Data for the task:

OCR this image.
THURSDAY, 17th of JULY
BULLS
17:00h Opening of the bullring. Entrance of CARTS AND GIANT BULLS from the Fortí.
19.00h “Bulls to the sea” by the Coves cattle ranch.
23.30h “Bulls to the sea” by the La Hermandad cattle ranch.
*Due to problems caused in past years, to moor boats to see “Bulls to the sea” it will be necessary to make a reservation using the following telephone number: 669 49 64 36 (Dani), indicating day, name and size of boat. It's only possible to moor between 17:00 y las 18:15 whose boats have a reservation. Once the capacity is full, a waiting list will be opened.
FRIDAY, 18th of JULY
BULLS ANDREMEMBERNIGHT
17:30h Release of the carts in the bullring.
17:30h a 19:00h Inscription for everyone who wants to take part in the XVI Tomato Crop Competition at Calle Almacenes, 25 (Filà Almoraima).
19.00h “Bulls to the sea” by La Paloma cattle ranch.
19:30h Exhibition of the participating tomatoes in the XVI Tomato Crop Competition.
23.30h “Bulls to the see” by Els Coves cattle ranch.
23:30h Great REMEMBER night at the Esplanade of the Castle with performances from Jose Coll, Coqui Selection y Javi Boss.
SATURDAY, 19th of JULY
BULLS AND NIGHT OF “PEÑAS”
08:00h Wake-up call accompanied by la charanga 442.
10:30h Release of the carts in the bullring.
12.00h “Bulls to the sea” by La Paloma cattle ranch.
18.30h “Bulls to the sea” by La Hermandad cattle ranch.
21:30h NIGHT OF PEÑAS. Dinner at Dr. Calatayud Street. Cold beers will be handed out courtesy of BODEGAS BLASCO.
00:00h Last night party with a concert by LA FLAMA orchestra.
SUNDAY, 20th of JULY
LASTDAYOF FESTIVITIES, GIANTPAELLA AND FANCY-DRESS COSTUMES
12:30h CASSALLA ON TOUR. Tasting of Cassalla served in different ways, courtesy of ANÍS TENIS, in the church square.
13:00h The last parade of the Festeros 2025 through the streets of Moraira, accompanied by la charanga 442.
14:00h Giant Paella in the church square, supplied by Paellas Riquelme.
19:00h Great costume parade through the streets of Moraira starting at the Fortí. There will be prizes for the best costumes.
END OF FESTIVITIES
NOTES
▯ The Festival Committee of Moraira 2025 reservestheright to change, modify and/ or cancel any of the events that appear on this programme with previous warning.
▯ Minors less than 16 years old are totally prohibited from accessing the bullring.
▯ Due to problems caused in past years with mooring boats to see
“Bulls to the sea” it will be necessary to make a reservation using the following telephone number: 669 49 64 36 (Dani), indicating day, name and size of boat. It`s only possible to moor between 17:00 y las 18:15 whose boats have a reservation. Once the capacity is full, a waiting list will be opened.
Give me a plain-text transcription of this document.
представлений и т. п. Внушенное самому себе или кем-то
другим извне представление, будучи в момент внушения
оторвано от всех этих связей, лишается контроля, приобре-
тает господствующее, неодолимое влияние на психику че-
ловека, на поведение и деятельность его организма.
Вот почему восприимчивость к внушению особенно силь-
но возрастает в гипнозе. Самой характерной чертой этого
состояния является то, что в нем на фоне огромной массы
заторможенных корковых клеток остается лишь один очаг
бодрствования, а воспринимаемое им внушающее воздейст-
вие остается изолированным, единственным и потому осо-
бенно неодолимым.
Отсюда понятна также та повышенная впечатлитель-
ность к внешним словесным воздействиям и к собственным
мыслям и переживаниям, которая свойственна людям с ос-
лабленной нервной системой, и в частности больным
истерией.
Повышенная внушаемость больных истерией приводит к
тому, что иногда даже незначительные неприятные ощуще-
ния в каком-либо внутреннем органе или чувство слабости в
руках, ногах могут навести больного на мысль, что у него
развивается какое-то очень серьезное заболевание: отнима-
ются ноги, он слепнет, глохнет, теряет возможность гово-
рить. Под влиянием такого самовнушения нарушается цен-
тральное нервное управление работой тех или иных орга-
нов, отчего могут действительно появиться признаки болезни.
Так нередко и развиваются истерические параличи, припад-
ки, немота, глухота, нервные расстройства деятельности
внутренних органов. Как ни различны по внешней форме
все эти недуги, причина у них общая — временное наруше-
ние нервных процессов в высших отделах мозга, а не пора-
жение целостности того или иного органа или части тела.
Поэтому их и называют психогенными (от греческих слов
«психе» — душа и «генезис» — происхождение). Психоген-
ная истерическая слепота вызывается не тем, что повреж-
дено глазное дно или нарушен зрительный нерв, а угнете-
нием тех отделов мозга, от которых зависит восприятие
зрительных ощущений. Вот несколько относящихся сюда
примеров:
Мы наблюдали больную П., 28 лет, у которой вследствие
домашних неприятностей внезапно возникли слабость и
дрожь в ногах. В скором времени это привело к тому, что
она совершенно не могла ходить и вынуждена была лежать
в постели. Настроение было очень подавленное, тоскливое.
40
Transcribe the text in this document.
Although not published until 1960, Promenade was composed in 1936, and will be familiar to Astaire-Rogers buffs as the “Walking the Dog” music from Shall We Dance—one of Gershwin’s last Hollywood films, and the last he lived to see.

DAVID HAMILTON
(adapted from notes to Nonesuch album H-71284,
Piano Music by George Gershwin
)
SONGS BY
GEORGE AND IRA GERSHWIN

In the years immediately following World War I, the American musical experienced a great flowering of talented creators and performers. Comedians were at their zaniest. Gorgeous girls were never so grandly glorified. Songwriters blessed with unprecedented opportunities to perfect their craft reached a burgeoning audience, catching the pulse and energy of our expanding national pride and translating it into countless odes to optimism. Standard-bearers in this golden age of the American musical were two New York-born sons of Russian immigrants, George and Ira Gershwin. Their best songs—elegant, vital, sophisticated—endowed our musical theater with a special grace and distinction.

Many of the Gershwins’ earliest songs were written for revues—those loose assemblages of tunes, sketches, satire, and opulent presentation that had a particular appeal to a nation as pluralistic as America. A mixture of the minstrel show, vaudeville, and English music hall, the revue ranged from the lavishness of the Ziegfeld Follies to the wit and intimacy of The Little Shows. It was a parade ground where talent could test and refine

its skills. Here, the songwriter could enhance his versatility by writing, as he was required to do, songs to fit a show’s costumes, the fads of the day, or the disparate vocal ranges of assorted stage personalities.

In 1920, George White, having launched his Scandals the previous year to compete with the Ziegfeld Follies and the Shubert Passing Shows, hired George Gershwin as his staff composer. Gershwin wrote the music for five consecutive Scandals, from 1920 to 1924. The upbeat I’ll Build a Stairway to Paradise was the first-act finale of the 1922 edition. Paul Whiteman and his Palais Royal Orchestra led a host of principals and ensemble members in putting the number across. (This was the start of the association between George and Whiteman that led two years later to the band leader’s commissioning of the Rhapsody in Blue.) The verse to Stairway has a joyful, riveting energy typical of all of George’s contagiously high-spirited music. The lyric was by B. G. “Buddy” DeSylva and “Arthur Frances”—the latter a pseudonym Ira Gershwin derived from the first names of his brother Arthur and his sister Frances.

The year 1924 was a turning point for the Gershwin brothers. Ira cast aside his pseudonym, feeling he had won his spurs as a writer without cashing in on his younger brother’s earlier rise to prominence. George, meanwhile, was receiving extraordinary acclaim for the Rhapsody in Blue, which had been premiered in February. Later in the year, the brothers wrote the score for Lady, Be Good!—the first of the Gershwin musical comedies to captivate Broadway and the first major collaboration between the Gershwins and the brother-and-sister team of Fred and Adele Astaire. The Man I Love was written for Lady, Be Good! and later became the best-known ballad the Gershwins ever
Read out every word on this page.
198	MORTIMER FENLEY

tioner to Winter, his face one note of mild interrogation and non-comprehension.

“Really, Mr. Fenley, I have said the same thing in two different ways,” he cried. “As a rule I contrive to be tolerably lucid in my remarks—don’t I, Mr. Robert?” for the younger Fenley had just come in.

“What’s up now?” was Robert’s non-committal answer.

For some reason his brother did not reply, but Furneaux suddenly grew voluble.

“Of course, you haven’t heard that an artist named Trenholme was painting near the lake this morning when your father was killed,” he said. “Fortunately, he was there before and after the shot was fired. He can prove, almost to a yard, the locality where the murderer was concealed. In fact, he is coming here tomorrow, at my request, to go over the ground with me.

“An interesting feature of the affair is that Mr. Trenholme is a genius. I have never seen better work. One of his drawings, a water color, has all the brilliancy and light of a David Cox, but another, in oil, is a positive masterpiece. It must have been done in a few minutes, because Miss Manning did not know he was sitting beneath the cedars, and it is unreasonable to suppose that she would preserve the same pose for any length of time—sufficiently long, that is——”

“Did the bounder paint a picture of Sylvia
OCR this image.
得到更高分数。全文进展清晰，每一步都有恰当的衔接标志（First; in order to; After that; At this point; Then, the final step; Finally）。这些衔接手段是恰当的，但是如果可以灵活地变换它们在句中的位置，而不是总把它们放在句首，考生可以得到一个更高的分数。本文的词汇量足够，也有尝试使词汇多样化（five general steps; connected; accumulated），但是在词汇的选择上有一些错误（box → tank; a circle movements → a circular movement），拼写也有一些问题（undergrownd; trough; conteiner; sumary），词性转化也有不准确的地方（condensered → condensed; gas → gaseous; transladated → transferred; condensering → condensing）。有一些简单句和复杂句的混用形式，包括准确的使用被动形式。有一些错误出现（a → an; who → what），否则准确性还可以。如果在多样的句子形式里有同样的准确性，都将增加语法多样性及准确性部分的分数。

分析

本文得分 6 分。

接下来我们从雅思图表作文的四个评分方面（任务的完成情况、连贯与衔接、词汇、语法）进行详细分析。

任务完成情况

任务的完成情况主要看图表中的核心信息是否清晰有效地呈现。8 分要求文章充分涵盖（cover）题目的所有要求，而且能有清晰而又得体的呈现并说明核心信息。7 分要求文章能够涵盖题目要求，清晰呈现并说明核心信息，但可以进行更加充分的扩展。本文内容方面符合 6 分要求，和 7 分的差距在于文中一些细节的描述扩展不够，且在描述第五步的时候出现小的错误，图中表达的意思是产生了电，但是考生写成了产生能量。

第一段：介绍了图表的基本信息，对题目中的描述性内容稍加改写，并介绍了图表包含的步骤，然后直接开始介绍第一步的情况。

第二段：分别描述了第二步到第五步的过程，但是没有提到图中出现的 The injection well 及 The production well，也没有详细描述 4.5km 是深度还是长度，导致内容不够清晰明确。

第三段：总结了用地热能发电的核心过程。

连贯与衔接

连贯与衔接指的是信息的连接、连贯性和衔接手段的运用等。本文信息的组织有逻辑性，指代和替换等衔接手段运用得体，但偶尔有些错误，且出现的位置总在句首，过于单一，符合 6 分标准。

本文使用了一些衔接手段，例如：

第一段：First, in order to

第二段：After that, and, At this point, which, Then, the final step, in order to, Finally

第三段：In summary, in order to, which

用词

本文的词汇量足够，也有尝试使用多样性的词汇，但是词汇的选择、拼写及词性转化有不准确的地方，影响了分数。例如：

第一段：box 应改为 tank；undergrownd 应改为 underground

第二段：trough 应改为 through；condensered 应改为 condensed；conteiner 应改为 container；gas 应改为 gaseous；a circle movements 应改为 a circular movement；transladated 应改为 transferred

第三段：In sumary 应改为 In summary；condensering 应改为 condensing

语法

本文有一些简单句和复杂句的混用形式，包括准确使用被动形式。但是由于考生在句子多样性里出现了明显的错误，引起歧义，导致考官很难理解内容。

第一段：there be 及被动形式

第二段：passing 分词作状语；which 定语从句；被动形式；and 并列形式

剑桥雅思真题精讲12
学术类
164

Exercise:
Give only the number of lines in the material above where the string "Release" appears.

Full output:
2